Instructions to follow | Every record must be transcribed in its entirety, apart from the images, which are to be omitted.

Information shown |
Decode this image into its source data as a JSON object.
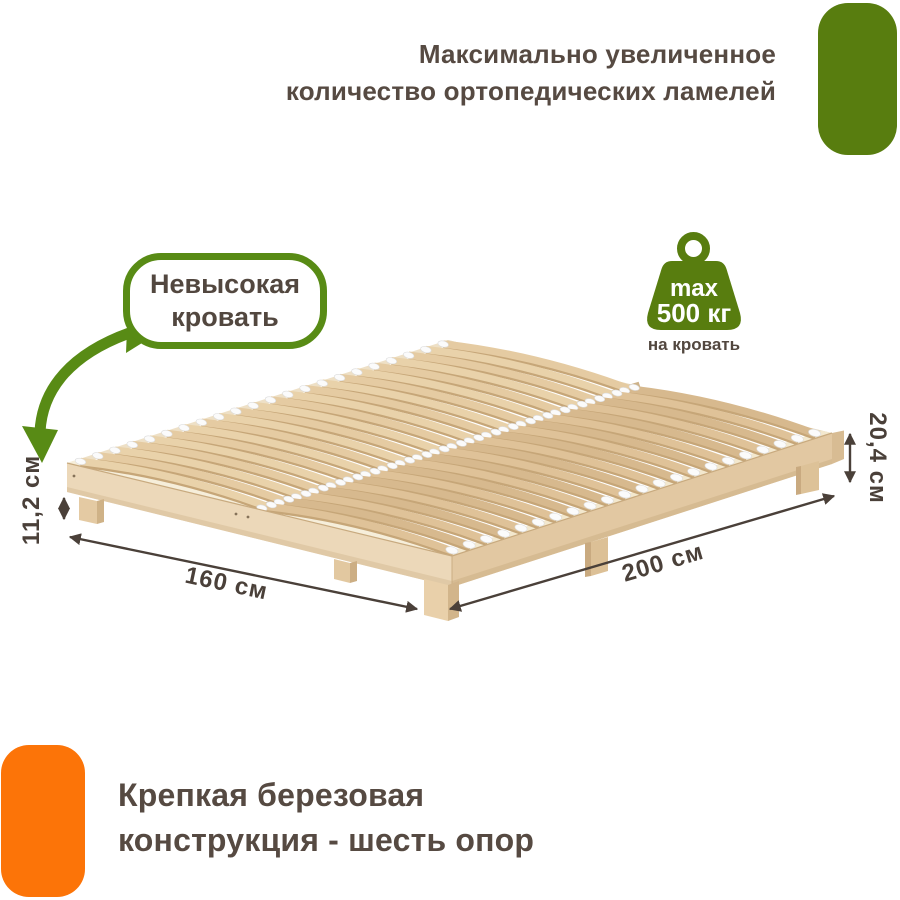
{
  "page": {
    "width": 900,
    "height": 900,
    "background": "#ffffff"
  },
  "colors": {
    "brand_green": "#587d0f",
    "callout_green": "#588b15",
    "accent_orange": "#fc7408",
    "heading_text": "#564a42",
    "dimension_text": "#4a4039",
    "wood_light": "#e9d2aa"
  },
  "heading_top": {
    "line1": "Максимально увеличенное",
    "line2": "количество ортопедических ламелей"
  },
  "callout_bubble": {
    "line1": "Невысокая",
    "line2": "кровать"
  },
  "weight_badge": {
    "max_label": "max",
    "value": "500 кг",
    "caption": "на кровать"
  },
  "dimensions": {
    "leg_height": "11,2 см",
    "frame_height": "20,4 см",
    "width": "160 см",
    "length": "200 см"
  },
  "heading_bottom": {
    "line1": "Крепкая березовая",
    "line2": "конструкция - шесть опор"
  }
}
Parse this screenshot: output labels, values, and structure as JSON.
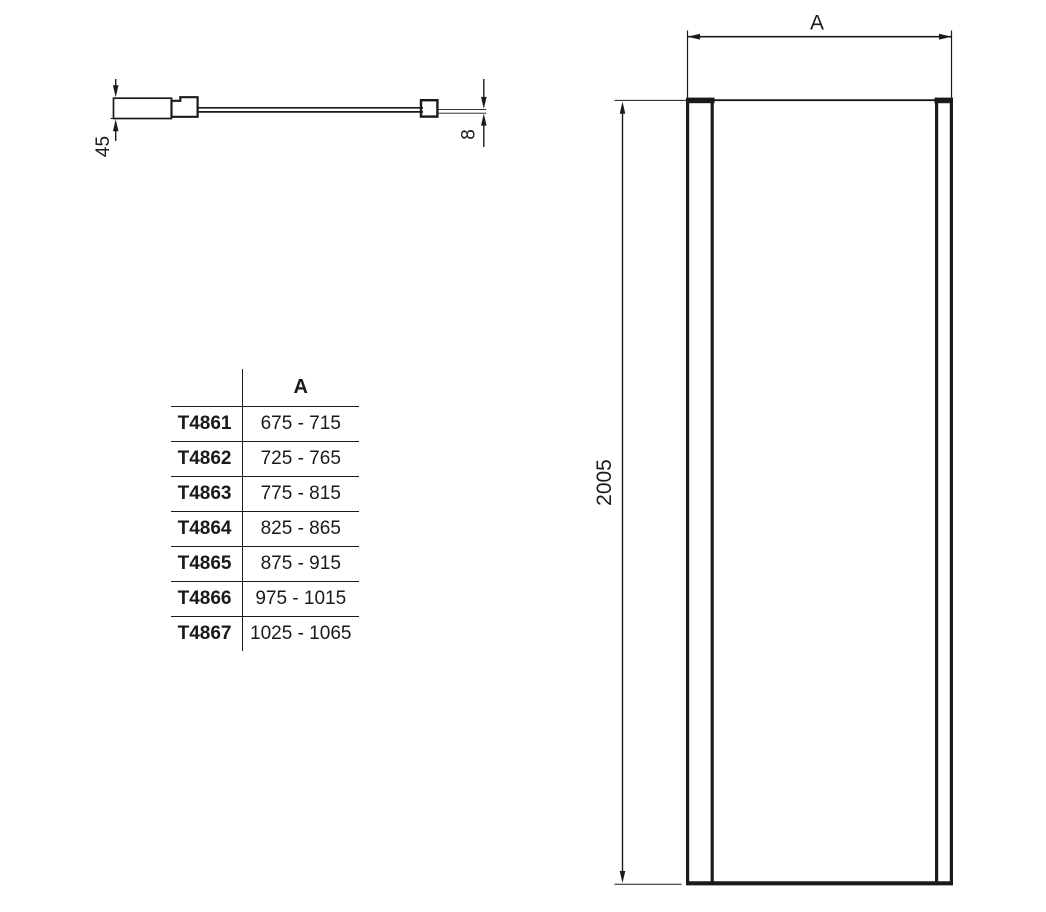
{
  "plan_view": {
    "dim_profile_width": "45",
    "dim_glass_thickness": "8"
  },
  "front_view": {
    "dim_width_label": "A",
    "dim_height": "2005"
  },
  "table": {
    "header_a": "A",
    "rows": [
      {
        "code": "T4861",
        "range": "675 - 715"
      },
      {
        "code": "T4862",
        "range": "725 - 765"
      },
      {
        "code": "T4863",
        "range": "775 - 815"
      },
      {
        "code": "T4864",
        "range": "825 - 865"
      },
      {
        "code": "T4865",
        "range": "875 - 915"
      },
      {
        "code": "T4866",
        "range": "975 - 1015"
      },
      {
        "code": "T4867",
        "range": "1025 - 1065"
      }
    ]
  },
  "colors": {
    "line": "#1a1a1a",
    "background": "#ffffff"
  }
}
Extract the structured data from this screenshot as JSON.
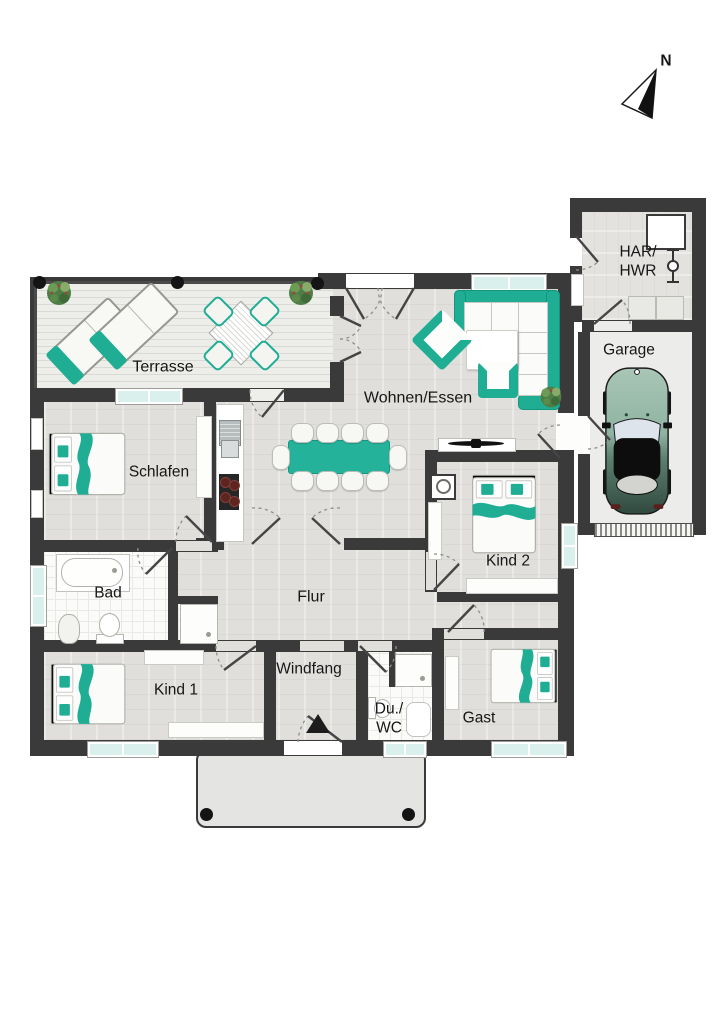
{
  "compass": {
    "north_label": "N"
  },
  "rooms": {
    "terrasse": "Terrasse",
    "wohnen_essen": "Wohnen/Essen",
    "schlafen": "Schlafen",
    "bad": "Bad",
    "flur": "Flur",
    "kind1": "Kind 1",
    "kind2": "Kind 2",
    "windfang": "Windfang",
    "du_wc_line1": "Du./",
    "du_wc_line2": "WC",
    "gast": "Gast",
    "garage": "Garage",
    "har_line1": "HAR/",
    "har_line2": "HWR"
  },
  "colors": {
    "wall": "#3a3a3a",
    "accent_teal": "#1fae94",
    "window_glass": "#d9f0ed",
    "wood_floor": "#e0dfdc",
    "deck": "#ebebe8",
    "tile": "#fbfbfa",
    "car_body_light": "#a9c6b6",
    "car_body_dark": "#3d5a4e"
  }
}
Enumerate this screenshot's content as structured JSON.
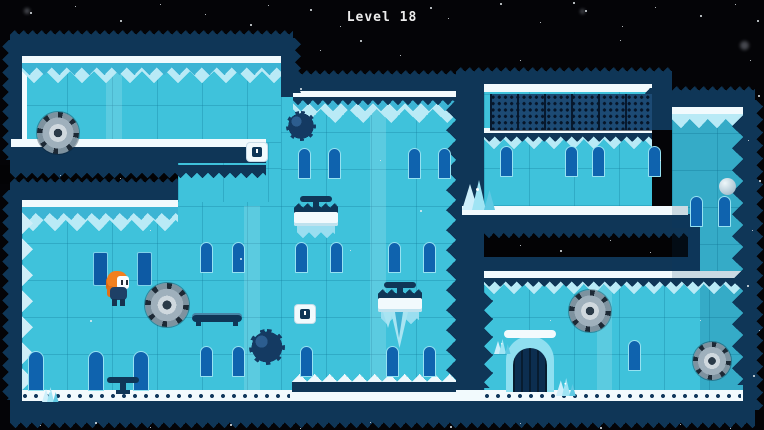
{
  "hud": {
    "level_label": "Level 18"
  },
  "palette": {
    "space_black": "#040407",
    "ice_base": "#3fc2db",
    "ice_highlight": "#b9eaf6",
    "wall_navy": "#0f3657",
    "snow_white": "#f2fafd",
    "window_blue": "#0f63ae",
    "saw_gray": "#9fb0bc",
    "player_orange": "#f2801e"
  },
  "game": {
    "entities": {
      "player": {
        "cx": 119,
        "cy": 289
      },
      "saw_blades": [
        {
          "cx": 58,
          "cy": 133,
          "r": 21
        },
        {
          "cx": 167,
          "cy": 305,
          "r": 22
        },
        {
          "cx": 590,
          "cy": 311,
          "r": 21
        },
        {
          "cx": 712,
          "cy": 361,
          "r": 19
        }
      ],
      "spike_balls": [
        {
          "cx": 301,
          "cy": 126,
          "r": 15
        },
        {
          "cx": 267,
          "cy": 347,
          "r": 18
        }
      ],
      "spike_platforms": [
        {
          "cx": 316,
          "top": 196,
          "icicle": "small"
        },
        {
          "cx": 400,
          "top": 282,
          "icicle": "large"
        }
      ],
      "floor_valve": {
        "cx": 123,
        "top": 377
      },
      "moving_platform": {
        "x": 192,
        "y": 313,
        "w": 50
      },
      "marker_blocks": [
        {
          "cx": 257,
          "cy": 152
        },
        {
          "cx": 305,
          "cy": 314
        }
      ],
      "exit_door": {
        "cx": 530
      },
      "ice_crystals": [
        {
          "x": 462,
          "y": 180,
          "s": 1
        },
        {
          "x": 494,
          "y": 324,
          "s": 0.5
        },
        {
          "x": 556,
          "y": 366,
          "s": 0.6
        },
        {
          "x": 42,
          "y": 372,
          "s": 0.5
        }
      ],
      "ice_ball": {
        "cx": 727,
        "cy": 186
      }
    }
  }
}
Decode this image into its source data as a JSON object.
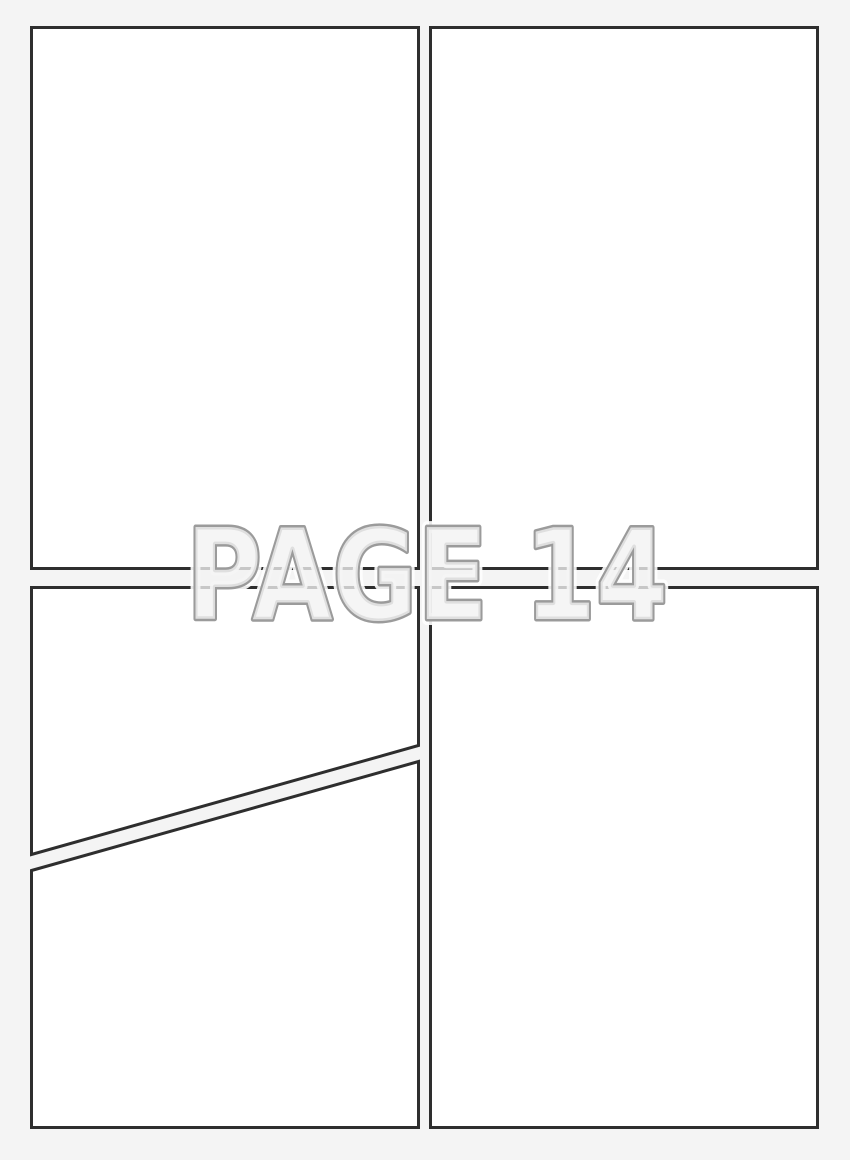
{
  "page": {
    "kind": "blank-comic-page-template",
    "panel_count": 5
  },
  "watermark": {
    "text": "PAGE 14"
  },
  "colors": {
    "bg": "#f4f4f4",
    "panel_fill": "#ffffff",
    "panel_border": "#2e2e2e",
    "wm_halo": "#ffffff",
    "wm_stroke": "#9b9b9b",
    "wm_fill": "#f2f2f2"
  }
}
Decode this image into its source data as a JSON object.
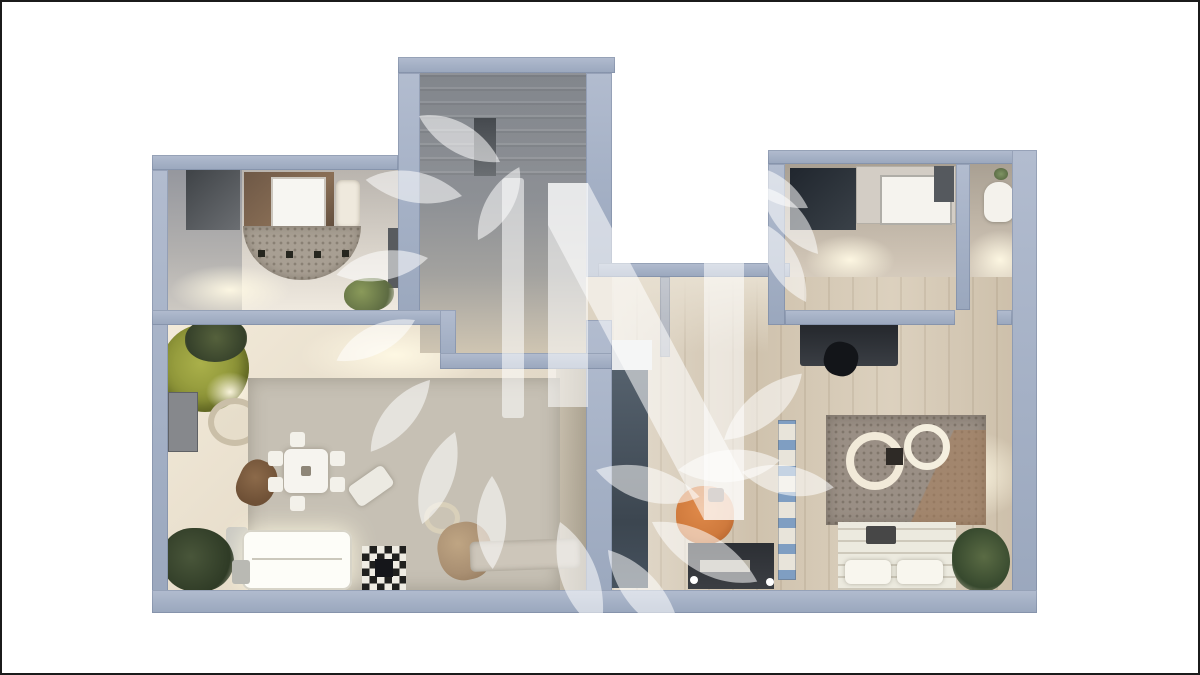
{
  "page": {
    "background": "#ffffff",
    "frame_color": "#1b1b1b"
  },
  "watermark": {
    "text": "N",
    "leading_bar": true,
    "motif": "laurel-branch-leaves",
    "color": "#ffffff",
    "opacity": 0.55
  },
  "palette": {
    "wall": "#a4b0c5",
    "wall_edge": "#52627e",
    "stair_floor": "#8d9095",
    "warm_floor": "#e6dccb",
    "wood_floor": "#d9cdb9",
    "rug_field": "#c6c0b4",
    "rug_dot": "#2f2f2b",
    "accent_orange": "#cf7a3d",
    "accent_olive": "#8d9438",
    "sofa_white": "#fdfdf8",
    "dark_furniture": "#33363b"
  },
  "floorplan": {
    "view": "top-down 3D apartment render",
    "rooms": [
      {
        "id": "stair-hall",
        "furniture": [
          "staircase",
          "dark-doorway"
        ]
      },
      {
        "id": "room-upper-left",
        "furniture": [
          "shower-closet",
          "dark-wardrobe",
          "vanity-with-sink",
          "stool",
          "semicircular-rug",
          "radiator",
          "plant"
        ]
      },
      {
        "id": "room-upper-right",
        "furniture": [
          "dark-mat",
          "white-desk",
          "counter",
          "partition-wall",
          "toilet",
          "small-plant"
        ]
      },
      {
        "id": "living-room",
        "furniture": [
          "potted-tree",
          "floor-lamp",
          "wall-cabinet",
          "rattan-chair",
          "dotted-rug",
          "dining-table-with-chairs",
          "lounge-chair",
          "bench",
          "ring-table",
          "pouf",
          "console-bench",
          "sofa",
          "checkered-ottoman",
          "floor-plants",
          "side-table"
        ]
      },
      {
        "id": "bedroom",
        "furniture": [
          "wardrobe",
          "desk-with-chair",
          "circle-pattern-duvet-rug",
          "bed-with-pillows",
          "tv-cabinet",
          "orange-armchair",
          "ladder-shelf",
          "plant"
        ]
      }
    ]
  }
}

In response |
Decode this image into its source data as a JSON object.
{
  "page": {
    "width": 900,
    "height": 900,
    "background": "#ffffff"
  },
  "colors": {
    "brand_green": "#587d0f",
    "callout_green": "#588b15",
    "accent_orange": "#fc7408",
    "heading_text": "#564a42",
    "dimension_text": "#4a4039",
    "wood_light": "#e9d2aa"
  },
  "heading_top": {
    "line1": "Максимально увеличенное",
    "line2": "количество ортопедических ламелей"
  },
  "callout_bubble": {
    "line1": "Невысокая",
    "line2": "кровать"
  },
  "weight_badge": {
    "max_label": "max",
    "value": "500 кг",
    "caption": "на кровать"
  },
  "dimensions": {
    "leg_height": "11,2 см",
    "frame_height": "20,4 см",
    "width": "160 см",
    "length": "200 см"
  },
  "heading_bottom": {
    "line1": "Крепкая березовая",
    "line2": "конструкция - шесть опор"
  }
}
Parse this screenshot: output labels, values, and structure as JSON.
{
  "plan_view": {
    "dim_profile_width": "45",
    "dim_glass_thickness": "8"
  },
  "front_view": {
    "dim_width_label": "A",
    "dim_height": "2005"
  },
  "table": {
    "header_a": "A",
    "rows": [
      {
        "code": "T4861",
        "range": "675 - 715"
      },
      {
        "code": "T4862",
        "range": "725 - 765"
      },
      {
        "code": "T4863",
        "range": "775 - 815"
      },
      {
        "code": "T4864",
        "range": "825 - 865"
      },
      {
        "code": "T4865",
        "range": "875 - 915"
      },
      {
        "code": "T4866",
        "range": "975 - 1015"
      },
      {
        "code": "T4867",
        "range": "1025 - 1065"
      }
    ]
  },
  "colors": {
    "line": "#1a1a1a",
    "background": "#ffffff"
  }
}
Extract the structured data from this screenshot as JSON.
{
  "compass": {
    "north_label": "N"
  },
  "rooms": {
    "terrasse": "Terrasse",
    "wohnen_essen": "Wohnen/Essen",
    "schlafen": "Schlafen",
    "bad": "Bad",
    "flur": "Flur",
    "kind1": "Kind 1",
    "kind2": "Kind 2",
    "windfang": "Windfang",
    "du_wc_line1": "Du./",
    "du_wc_line2": "WC",
    "gast": "Gast",
    "garage": "Garage",
    "har_line1": "HAR/",
    "har_line2": "HWR"
  },
  "colors": {
    "wall": "#3a3a3a",
    "accent_teal": "#1fae94",
    "window_glass": "#d9f0ed",
    "wood_floor": "#e0dfdc",
    "deck": "#ebebe8",
    "tile": "#fbfbfa",
    "car_body_light": "#a9c6b6",
    "car_body_dark": "#3d5a4e"
  }
}
Enumerate this screenshot's content as structured JSON.
{
  "hud": {
    "level_label": "Level 18"
  },
  "palette": {
    "space_black": "#040407",
    "ice_base": "#3fc2db",
    "ice_highlight": "#b9eaf6",
    "wall_navy": "#0f3657",
    "snow_white": "#f2fafd",
    "window_blue": "#0f63ae",
    "saw_gray": "#9fb0bc",
    "player_orange": "#f2801e"
  },
  "game": {
    "entities": {
      "player": {
        "cx": 119,
        "cy": 289
      },
      "saw_blades": [
        {
          "cx": 58,
          "cy": 133,
          "r": 21
        },
        {
          "cx": 167,
          "cy": 305,
          "r": 22
        },
        {
          "cx": 590,
          "cy": 311,
          "r": 21
        },
        {
          "cx": 712,
          "cy": 361,
          "r": 19
        }
      ],
      "spike_balls": [
        {
          "cx": 301,
          "cy": 126,
          "r": 15
        },
        {
          "cx": 267,
          "cy": 347,
          "r": 18
        }
      ],
      "spike_platforms": [
        {
          "cx": 316,
          "top": 196,
          "icicle": "small"
        },
        {
          "cx": 400,
          "top": 282,
          "icicle": "large"
        }
      ],
      "floor_valve": {
        "cx": 123,
        "top": 377
      },
      "moving_platform": {
        "x": 192,
        "y": 313,
        "w": 50
      },
      "marker_blocks": [
        {
          "cx": 257,
          "cy": 152
        },
        {
          "cx": 305,
          "cy": 314
        }
      ],
      "exit_door": {
        "cx": 530
      },
      "ice_crystals": [
        {
          "x": 462,
          "y": 180,
          "s": 1
        },
        {
          "x": 494,
          "y": 324,
          "s": 0.5
        },
        {
          "x": 556,
          "y": 366,
          "s": 0.6
        },
        {
          "x": 42,
          "y": 372,
          "s": 0.5
        }
      ],
      "ice_ball": {
        "cx": 727,
        "cy": 186
      }
    }
  }
}
Decode this image into its source data as a JSON object.
{
  "page": {
    "kind": "blank-comic-page-template",
    "panel_count": 5
  },
  "watermark": {
    "text": "PAGE 14"
  },
  "colors": {
    "bg": "#f4f4f4",
    "panel_fill": "#ffffff",
    "panel_border": "#2e2e2e",
    "wm_halo": "#ffffff",
    "wm_stroke": "#9b9b9b",
    "wm_fill": "#f2f2f2"
  }
}
Decode this image into its source data as a JSON object.
{
  "page": {
    "background": "#ffffff",
    "frame_color": "#1b1b1b"
  },
  "watermark": {
    "text": "N",
    "leading_bar": true,
    "motif": "laurel-branch-leaves",
    "color": "#ffffff",
    "opacity": 0.55
  },
  "palette": {
    "wall": "#a4b0c5",
    "wall_edge": "#52627e",
    "stair_floor": "#8d9095",
    "warm_floor": "#e6dccb",
    "wood_floor": "#d9cdb9",
    "rug_field": "#c6c0b4",
    "rug_dot": "#2f2f2b",
    "accent_orange": "#cf7a3d",
    "accent_olive": "#8d9438",
    "sofa_white": "#fdfdf8",
    "dark_furniture": "#33363b"
  },
  "floorplan": {
    "view": "top-down 3D apartment render",
    "rooms": [
      {
        "id": "stair-hall",
        "furniture": [
          "staircase",
          "dark-doorway"
        ]
      },
      {
        "id": "room-upper-left",
        "furniture": [
          "shower-closet",
          "dark-wardrobe",
          "vanity-with-sink",
          "stool",
          "semicircular-rug",
          "radiator",
          "plant"
        ]
      },
      {
        "id": "room-upper-right",
        "furniture": [
          "dark-mat",
          "white-desk",
          "counter",
          "partition-wall",
          "toilet",
          "small-plant"
        ]
      },
      {
        "id": "living-room",
        "furniture": [
          "potted-tree",
          "floor-lamp",
          "wall-cabinet",
          "rattan-chair",
          "dotted-rug",
          "dining-table-with-chairs",
          "lounge-chair",
          "bench",
          "ring-table",
          "pouf",
          "console-bench",
          "sofa",
          "checkered-ottoman",
          "floor-plants",
          "side-table"
        ]
      },
      {
        "id": "bedroom",
        "furniture": [
          "wardrobe",
          "desk-with-chair",
          "circle-pattern-duvet-rug",
          "bed-with-pillows",
          "tv-cabinet",
          "orange-armchair",
          "ladder-shelf",
          "plant"
        ]
      }
    ]
  }
}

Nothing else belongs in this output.